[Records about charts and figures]
★ ★ ★
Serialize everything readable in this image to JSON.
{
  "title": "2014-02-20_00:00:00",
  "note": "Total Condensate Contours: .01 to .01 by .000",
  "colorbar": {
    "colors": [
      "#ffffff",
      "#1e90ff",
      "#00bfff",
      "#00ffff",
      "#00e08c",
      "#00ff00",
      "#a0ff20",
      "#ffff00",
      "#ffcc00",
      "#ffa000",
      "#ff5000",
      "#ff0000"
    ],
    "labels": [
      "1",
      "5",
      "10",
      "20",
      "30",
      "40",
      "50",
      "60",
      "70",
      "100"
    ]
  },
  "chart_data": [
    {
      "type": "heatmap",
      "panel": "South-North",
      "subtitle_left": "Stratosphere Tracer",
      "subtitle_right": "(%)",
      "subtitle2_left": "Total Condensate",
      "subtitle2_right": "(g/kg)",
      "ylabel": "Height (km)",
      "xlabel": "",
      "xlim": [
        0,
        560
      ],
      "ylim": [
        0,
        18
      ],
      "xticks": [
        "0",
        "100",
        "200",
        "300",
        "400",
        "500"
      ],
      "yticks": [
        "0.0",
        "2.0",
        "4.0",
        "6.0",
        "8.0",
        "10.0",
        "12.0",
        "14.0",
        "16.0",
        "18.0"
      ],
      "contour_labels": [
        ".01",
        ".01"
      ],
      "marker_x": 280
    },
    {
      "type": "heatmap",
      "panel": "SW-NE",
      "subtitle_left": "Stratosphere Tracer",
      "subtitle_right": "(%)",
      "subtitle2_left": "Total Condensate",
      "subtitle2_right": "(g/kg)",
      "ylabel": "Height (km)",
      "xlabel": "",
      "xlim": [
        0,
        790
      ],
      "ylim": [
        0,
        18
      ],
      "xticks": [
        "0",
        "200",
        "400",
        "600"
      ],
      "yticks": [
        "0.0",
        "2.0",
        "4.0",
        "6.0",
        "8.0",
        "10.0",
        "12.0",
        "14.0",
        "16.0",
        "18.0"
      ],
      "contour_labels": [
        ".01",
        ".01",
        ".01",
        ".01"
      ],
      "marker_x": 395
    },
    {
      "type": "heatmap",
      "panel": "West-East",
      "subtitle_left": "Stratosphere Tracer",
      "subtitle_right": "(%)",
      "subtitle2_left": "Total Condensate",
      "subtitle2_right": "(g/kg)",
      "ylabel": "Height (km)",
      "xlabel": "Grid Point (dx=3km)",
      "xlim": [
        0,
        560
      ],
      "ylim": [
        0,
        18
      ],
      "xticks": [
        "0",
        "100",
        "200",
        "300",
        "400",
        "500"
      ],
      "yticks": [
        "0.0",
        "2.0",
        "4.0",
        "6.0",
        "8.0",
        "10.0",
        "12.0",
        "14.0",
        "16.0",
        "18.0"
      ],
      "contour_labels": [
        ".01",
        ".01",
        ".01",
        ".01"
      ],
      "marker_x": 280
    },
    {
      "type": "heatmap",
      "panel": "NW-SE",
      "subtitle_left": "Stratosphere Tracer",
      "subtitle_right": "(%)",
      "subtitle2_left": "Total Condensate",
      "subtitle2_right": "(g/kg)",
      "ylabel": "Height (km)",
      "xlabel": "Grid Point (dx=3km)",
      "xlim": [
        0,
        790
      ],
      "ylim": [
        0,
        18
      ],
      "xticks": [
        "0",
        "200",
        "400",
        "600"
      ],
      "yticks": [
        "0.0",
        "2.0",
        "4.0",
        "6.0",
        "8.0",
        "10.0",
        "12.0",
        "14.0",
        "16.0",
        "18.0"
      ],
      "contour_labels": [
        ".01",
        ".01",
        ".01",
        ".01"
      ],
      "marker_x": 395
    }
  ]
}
★ ★ ★
What this task involves
Exactly reproduce every line of the data above.

Task answer
Serialize everything readable in this image to JSON.
{
  "title": "2014-02-20_00:00:00",
  "note": "Total Condensate Contours: .01 to .01 by .000",
  "colorbar": {
    "colors": [
      "#ffffff",
      "#1e90ff",
      "#00bfff",
      "#00ffff",
      "#00e08c",
      "#00ff00",
      "#a0ff20",
      "#ffff00",
      "#ffcc00",
      "#ffa000",
      "#ff5000",
      "#ff0000"
    ],
    "labels": [
      "1",
      "5",
      "10",
      "20",
      "30",
      "40",
      "50",
      "60",
      "70",
      "100"
    ]
  },
  "chart_data": [
    {
      "type": "heatmap",
      "panel": "South-North",
      "subtitle_left": "Stratosphere Tracer",
      "subtitle_right": "(%)",
      "subtitle2_left": "Total Condensate",
      "subtitle2_right": "(g/kg)",
      "ylabel": "Height (km)",
      "xlabel": "",
      "xlim": [
        0,
        560
      ],
      "ylim": [
        0,
        18
      ],
      "xticks": [
        "0",
        "100",
        "200",
        "300",
        "400",
        "500"
      ],
      "yticks": [
        "0.0",
        "2.0",
        "4.0",
        "6.0",
        "8.0",
        "10.0",
        "12.0",
        "14.0",
        "16.0",
        "18.0"
      ],
      "contour_labels": [
        ".01",
        ".01"
      ],
      "marker_x": 280
    },
    {
      "type": "heatmap",
      "panel": "SW-NE",
      "subtitle_left": "Stratosphere Tracer",
      "subtitle_right": "(%)",
      "subtitle2_left": "Total Condensate",
      "subtitle2_right": "(g/kg)",
      "ylabel": "Height (km)",
      "xlabel": "",
      "xlim": [
        0,
        790
      ],
      "ylim": [
        0,
        18
      ],
      "xticks": [
        "0",
        "200",
        "400",
        "600"
      ],
      "yticks": [
        "0.0",
        "2.0",
        "4.0",
        "6.0",
        "8.0",
        "10.0",
        "12.0",
        "14.0",
        "16.0",
        "18.0"
      ],
      "contour_labels": [
        ".01",
        ".01",
        ".01",
        ".01"
      ],
      "marker_x": 395
    },
    {
      "type": "heatmap",
      "panel": "West-East",
      "subtitle_left": "Stratosphere Tracer",
      "subtitle_right": "(%)",
      "subtitle2_left": "Total Condensate",
      "subtitle2_right": "(g/kg)",
      "ylabel": "Height (km)",
      "xlabel": "Grid Point (dx=3km)",
      "xlim": [
        0,
        560
      ],
      "ylim": [
        0,
        18
      ],
      "xticks": [
        "0",
        "100",
        "200",
        "300",
        "400",
        "500"
      ],
      "yticks": [
        "0.0",
        "2.0",
        "4.0",
        "6.0",
        "8.0",
        "10.0",
        "12.0",
        "14.0",
        "16.0",
        "18.0"
      ],
      "contour_labels": [
        ".01",
        ".01",
        ".01",
        ".01"
      ],
      "marker_x": 280
    },
    {
      "type": "heatmap",
      "panel": "NW-SE",
      "subtitle_left": "Stratosphere Tracer",
      "subtitle_right": "(%)",
      "subtitle2_left": "Total Condensate",
      "subtitle2_right": "(g/kg)",
      "ylabel": "Height (km)",
      "xlabel": "Grid Point (dx=3km)",
      "xlim": [
        0,
        790
      ],
      "ylim": [
        0,
        18
      ],
      "xticks": [
        "0",
        "200",
        "400",
        "600"
      ],
      "yticks": [
        "0.0",
        "2.0",
        "4.0",
        "6.0",
        "8.0",
        "10.0",
        "12.0",
        "14.0",
        "16.0",
        "18.0"
      ],
      "contour_labels": [
        ".01",
        ".01",
        ".01",
        ".01"
      ],
      "marker_x": 395
    }
  ]
}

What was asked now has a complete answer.